→ The input:
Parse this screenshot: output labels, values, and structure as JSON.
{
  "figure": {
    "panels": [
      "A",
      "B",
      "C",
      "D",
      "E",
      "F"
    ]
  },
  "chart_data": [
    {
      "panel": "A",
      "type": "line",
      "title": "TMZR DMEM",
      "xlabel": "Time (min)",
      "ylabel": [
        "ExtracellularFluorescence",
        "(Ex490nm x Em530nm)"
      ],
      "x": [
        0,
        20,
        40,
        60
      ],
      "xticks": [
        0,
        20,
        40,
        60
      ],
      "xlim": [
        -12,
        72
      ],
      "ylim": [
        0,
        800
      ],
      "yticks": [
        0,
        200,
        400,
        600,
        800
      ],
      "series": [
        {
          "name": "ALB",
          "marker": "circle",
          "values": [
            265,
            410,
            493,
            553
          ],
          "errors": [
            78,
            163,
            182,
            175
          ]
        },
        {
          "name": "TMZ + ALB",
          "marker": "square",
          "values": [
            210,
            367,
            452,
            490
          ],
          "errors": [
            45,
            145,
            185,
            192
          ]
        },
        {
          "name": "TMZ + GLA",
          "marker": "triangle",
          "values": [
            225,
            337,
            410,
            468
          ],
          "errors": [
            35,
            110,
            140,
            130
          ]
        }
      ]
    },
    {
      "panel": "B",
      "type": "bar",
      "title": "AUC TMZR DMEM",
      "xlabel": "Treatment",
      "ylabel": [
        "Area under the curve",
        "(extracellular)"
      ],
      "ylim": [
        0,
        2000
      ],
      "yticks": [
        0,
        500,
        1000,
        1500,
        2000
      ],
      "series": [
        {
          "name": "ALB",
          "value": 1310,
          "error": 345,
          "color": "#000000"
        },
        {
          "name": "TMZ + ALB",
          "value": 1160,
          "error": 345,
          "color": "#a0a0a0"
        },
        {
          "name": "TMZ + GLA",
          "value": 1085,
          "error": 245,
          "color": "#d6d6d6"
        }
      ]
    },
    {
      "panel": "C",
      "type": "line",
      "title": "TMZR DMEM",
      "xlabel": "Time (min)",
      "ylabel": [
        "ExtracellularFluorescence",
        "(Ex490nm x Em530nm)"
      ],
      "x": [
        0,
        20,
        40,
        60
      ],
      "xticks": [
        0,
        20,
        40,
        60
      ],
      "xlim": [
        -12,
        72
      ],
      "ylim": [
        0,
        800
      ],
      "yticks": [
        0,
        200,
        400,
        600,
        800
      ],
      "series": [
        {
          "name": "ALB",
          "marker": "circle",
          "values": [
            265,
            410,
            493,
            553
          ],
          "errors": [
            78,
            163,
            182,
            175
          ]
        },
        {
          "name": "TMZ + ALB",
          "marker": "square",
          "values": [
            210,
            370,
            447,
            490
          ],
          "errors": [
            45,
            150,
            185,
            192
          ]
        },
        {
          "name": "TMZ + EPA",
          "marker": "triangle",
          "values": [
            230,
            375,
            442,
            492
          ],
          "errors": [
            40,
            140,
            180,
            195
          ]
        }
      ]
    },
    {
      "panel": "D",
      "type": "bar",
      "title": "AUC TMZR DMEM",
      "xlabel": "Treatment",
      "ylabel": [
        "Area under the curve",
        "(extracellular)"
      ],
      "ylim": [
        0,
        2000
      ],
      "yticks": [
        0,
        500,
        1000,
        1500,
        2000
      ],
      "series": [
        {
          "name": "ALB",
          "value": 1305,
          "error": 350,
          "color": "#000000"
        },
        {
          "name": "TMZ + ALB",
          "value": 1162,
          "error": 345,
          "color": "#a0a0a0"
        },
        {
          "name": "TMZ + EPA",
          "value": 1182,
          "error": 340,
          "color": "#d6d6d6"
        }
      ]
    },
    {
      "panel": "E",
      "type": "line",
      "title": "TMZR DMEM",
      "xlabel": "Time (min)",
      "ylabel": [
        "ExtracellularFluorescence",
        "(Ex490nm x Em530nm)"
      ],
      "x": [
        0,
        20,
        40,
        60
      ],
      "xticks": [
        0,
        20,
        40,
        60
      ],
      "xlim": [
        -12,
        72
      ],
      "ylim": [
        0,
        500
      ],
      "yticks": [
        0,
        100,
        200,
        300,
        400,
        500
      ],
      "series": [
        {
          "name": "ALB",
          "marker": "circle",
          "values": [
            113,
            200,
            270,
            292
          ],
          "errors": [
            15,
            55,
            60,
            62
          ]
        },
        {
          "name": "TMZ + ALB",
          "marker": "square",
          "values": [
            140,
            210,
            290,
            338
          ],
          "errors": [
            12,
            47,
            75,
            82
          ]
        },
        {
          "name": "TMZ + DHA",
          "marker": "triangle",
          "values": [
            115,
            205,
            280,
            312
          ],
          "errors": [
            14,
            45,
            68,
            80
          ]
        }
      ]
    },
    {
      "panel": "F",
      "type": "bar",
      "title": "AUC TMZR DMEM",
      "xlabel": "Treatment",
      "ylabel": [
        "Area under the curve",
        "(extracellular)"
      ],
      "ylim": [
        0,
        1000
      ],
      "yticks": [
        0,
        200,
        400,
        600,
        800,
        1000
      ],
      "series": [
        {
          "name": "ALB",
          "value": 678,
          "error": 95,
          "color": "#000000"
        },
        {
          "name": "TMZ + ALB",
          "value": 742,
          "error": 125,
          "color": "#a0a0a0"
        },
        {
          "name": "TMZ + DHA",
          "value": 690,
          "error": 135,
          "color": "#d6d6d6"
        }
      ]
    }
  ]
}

→ Exercise: Transcribe the data above in full, exactly.

→ In response:
Parse this screenshot: output labels, values, and structure as JSON.
{
  "figure": {
    "panels": [
      "A",
      "B",
      "C",
      "D",
      "E",
      "F"
    ]
  },
  "chart_data": [
    {
      "panel": "A",
      "type": "line",
      "title": "TMZR DMEM",
      "xlabel": "Time (min)",
      "ylabel": [
        "ExtracellularFluorescence",
        "(Ex490nm x Em530nm)"
      ],
      "x": [
        0,
        20,
        40,
        60
      ],
      "xticks": [
        0,
        20,
        40,
        60
      ],
      "xlim": [
        -12,
        72
      ],
      "ylim": [
        0,
        800
      ],
      "yticks": [
        0,
        200,
        400,
        600,
        800
      ],
      "series": [
        {
          "name": "ALB",
          "marker": "circle",
          "values": [
            265,
            410,
            493,
            553
          ],
          "errors": [
            78,
            163,
            182,
            175
          ]
        },
        {
          "name": "TMZ + ALB",
          "marker": "square",
          "values": [
            210,
            367,
            452,
            490
          ],
          "errors": [
            45,
            145,
            185,
            192
          ]
        },
        {
          "name": "TMZ + GLA",
          "marker": "triangle",
          "values": [
            225,
            337,
            410,
            468
          ],
          "errors": [
            35,
            110,
            140,
            130
          ]
        }
      ]
    },
    {
      "panel": "B",
      "type": "bar",
      "title": "AUC TMZR DMEM",
      "xlabel": "Treatment",
      "ylabel": [
        "Area under the curve",
        "(extracellular)"
      ],
      "ylim": [
        0,
        2000
      ],
      "yticks": [
        0,
        500,
        1000,
        1500,
        2000
      ],
      "series": [
        {
          "name": "ALB",
          "value": 1310,
          "error": 345,
          "color": "#000000"
        },
        {
          "name": "TMZ + ALB",
          "value": 1160,
          "error": 345,
          "color": "#a0a0a0"
        },
        {
          "name": "TMZ + GLA",
          "value": 1085,
          "error": 245,
          "color": "#d6d6d6"
        }
      ]
    },
    {
      "panel": "C",
      "type": "line",
      "title": "TMZR DMEM",
      "xlabel": "Time (min)",
      "ylabel": [
        "ExtracellularFluorescence",
        "(Ex490nm x Em530nm)"
      ],
      "x": [
        0,
        20,
        40,
        60
      ],
      "xticks": [
        0,
        20,
        40,
        60
      ],
      "xlim": [
        -12,
        72
      ],
      "ylim": [
        0,
        800
      ],
      "yticks": [
        0,
        200,
        400,
        600,
        800
      ],
      "series": [
        {
          "name": "ALB",
          "marker": "circle",
          "values": [
            265,
            410,
            493,
            553
          ],
          "errors": [
            78,
            163,
            182,
            175
          ]
        },
        {
          "name": "TMZ + ALB",
          "marker": "square",
          "values": [
            210,
            370,
            447,
            490
          ],
          "errors": [
            45,
            150,
            185,
            192
          ]
        },
        {
          "name": "TMZ + EPA",
          "marker": "triangle",
          "values": [
            230,
            375,
            442,
            492
          ],
          "errors": [
            40,
            140,
            180,
            195
          ]
        }
      ]
    },
    {
      "panel": "D",
      "type": "bar",
      "title": "AUC TMZR DMEM",
      "xlabel": "Treatment",
      "ylabel": [
        "Area under the curve",
        "(extracellular)"
      ],
      "ylim": [
        0,
        2000
      ],
      "yticks": [
        0,
        500,
        1000,
        1500,
        2000
      ],
      "series": [
        {
          "name": "ALB",
          "value": 1305,
          "error": 350,
          "color": "#000000"
        },
        {
          "name": "TMZ + ALB",
          "value": 1162,
          "error": 345,
          "color": "#a0a0a0"
        },
        {
          "name": "TMZ + EPA",
          "value": 1182,
          "error": 340,
          "color": "#d6d6d6"
        }
      ]
    },
    {
      "panel": "E",
      "type": "line",
      "title": "TMZR DMEM",
      "xlabel": "Time (min)",
      "ylabel": [
        "ExtracellularFluorescence",
        "(Ex490nm x Em530nm)"
      ],
      "x": [
        0,
        20,
        40,
        60
      ],
      "xticks": [
        0,
        20,
        40,
        60
      ],
      "xlim": [
        -12,
        72
      ],
      "ylim": [
        0,
        500
      ],
      "yticks": [
        0,
        100,
        200,
        300,
        400,
        500
      ],
      "series": [
        {
          "name": "ALB",
          "marker": "circle",
          "values": [
            113,
            200,
            270,
            292
          ],
          "errors": [
            15,
            55,
            60,
            62
          ]
        },
        {
          "name": "TMZ + ALB",
          "marker": "square",
          "values": [
            140,
            210,
            290,
            338
          ],
          "errors": [
            12,
            47,
            75,
            82
          ]
        },
        {
          "name": "TMZ + DHA",
          "marker": "triangle",
          "values": [
            115,
            205,
            280,
            312
          ],
          "errors": [
            14,
            45,
            68,
            80
          ]
        }
      ]
    },
    {
      "panel": "F",
      "type": "bar",
      "title": "AUC TMZR DMEM",
      "xlabel": "Treatment",
      "ylabel": [
        "Area under the curve",
        "(extracellular)"
      ],
      "ylim": [
        0,
        1000
      ],
      "yticks": [
        0,
        200,
        400,
        600,
        800,
        1000
      ],
      "series": [
        {
          "name": "ALB",
          "value": 678,
          "error": 95,
          "color": "#000000"
        },
        {
          "name": "TMZ + ALB",
          "value": 742,
          "error": 125,
          "color": "#a0a0a0"
        },
        {
          "name": "TMZ + DHA",
          "value": 690,
          "error": 135,
          "color": "#d6d6d6"
        }
      ]
    }
  ]
}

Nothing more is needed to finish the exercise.